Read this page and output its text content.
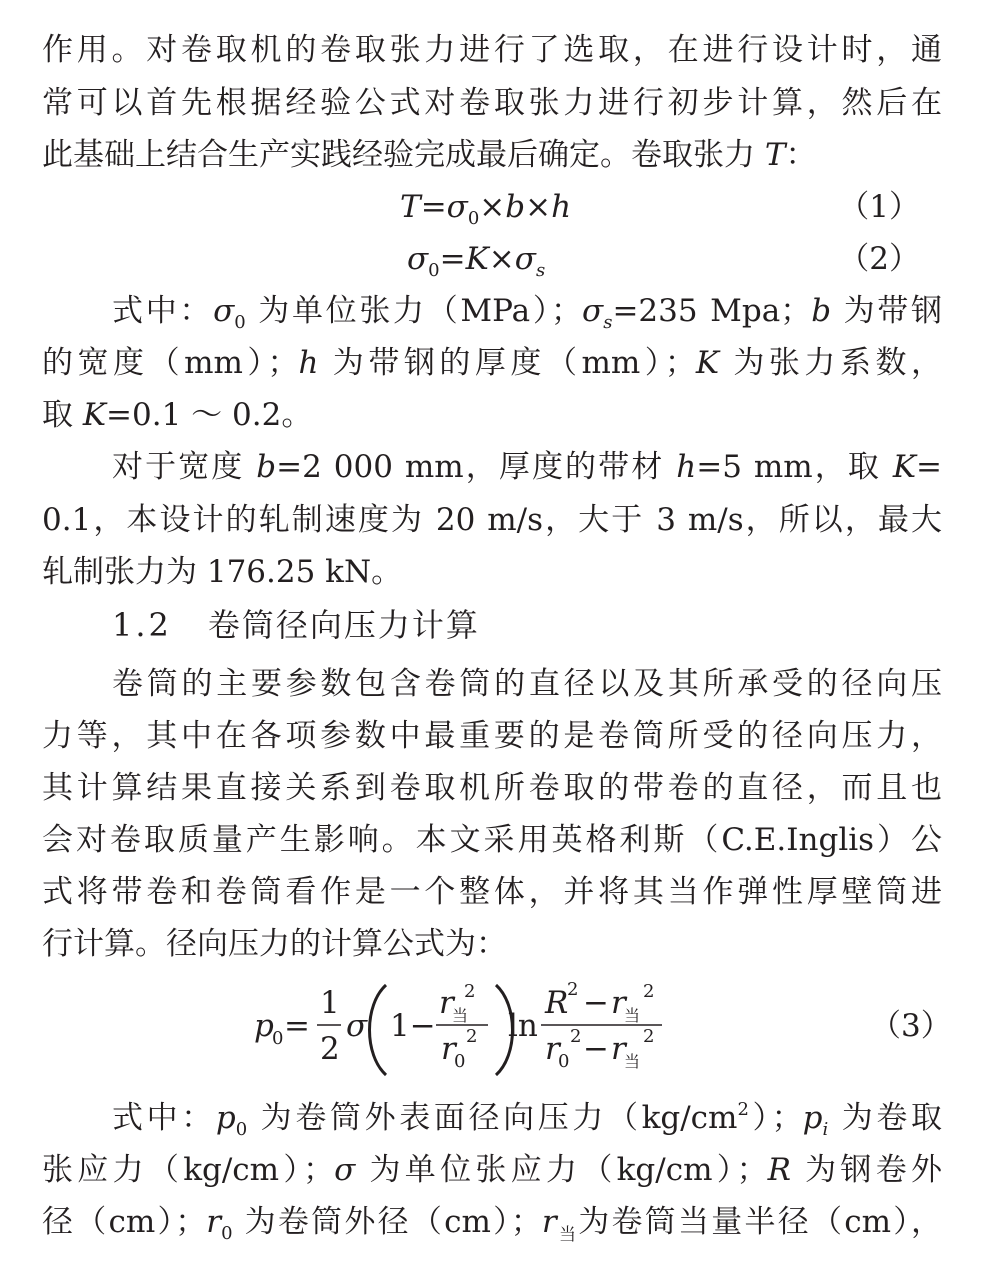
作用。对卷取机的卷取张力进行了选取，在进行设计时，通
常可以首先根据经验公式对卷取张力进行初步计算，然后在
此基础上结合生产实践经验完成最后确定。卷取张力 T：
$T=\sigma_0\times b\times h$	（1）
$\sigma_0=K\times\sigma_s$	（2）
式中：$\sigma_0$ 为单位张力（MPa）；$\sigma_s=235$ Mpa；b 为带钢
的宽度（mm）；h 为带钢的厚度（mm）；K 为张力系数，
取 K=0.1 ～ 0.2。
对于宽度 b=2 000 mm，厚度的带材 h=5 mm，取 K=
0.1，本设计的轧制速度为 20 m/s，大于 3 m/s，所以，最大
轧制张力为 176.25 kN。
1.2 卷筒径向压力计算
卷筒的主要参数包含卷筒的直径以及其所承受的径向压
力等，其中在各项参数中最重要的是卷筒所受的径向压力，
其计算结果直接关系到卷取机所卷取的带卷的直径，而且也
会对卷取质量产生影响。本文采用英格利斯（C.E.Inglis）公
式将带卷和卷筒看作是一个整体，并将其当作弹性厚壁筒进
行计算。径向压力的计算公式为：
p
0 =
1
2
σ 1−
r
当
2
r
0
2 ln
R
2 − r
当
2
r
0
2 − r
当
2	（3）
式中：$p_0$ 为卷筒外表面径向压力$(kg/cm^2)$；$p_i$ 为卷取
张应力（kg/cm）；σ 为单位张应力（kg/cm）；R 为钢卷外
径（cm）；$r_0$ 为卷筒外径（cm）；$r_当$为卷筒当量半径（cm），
--
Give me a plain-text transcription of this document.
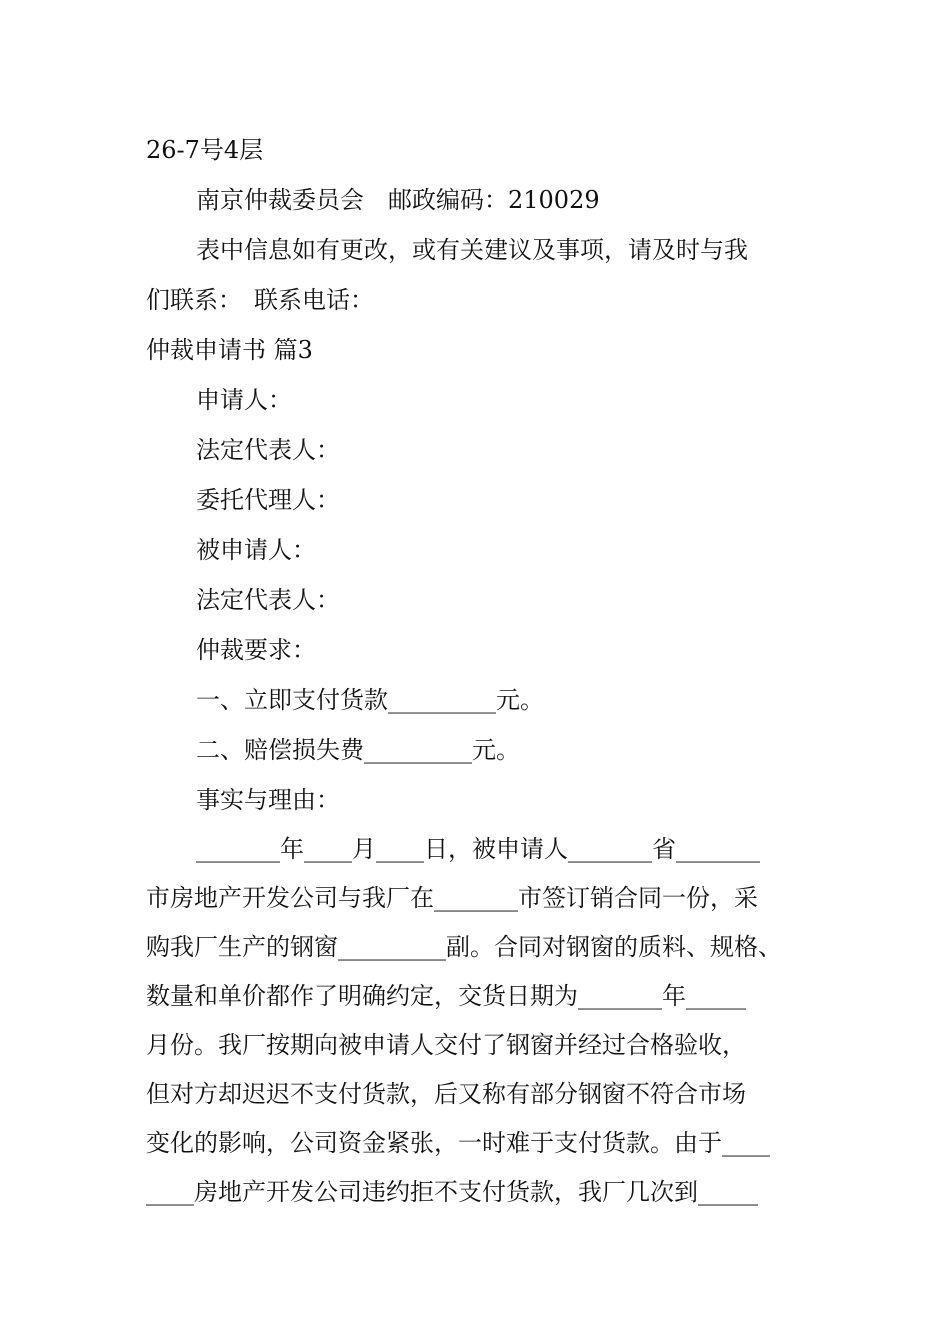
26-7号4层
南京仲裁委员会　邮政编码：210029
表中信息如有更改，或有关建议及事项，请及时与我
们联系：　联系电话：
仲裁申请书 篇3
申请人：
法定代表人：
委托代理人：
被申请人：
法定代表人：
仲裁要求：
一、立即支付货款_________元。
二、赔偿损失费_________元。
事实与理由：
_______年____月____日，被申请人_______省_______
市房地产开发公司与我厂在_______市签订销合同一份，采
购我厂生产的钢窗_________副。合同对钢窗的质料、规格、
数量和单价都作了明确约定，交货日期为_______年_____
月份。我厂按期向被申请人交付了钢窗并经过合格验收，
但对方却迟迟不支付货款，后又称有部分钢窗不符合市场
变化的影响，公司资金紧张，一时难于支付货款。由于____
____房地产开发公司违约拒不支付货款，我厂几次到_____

Task prompt => Show every line from the listing above in which the string "this" appears.

Written answer =>
Read this page and output its text content.
Give me a plain-text transcription of this document.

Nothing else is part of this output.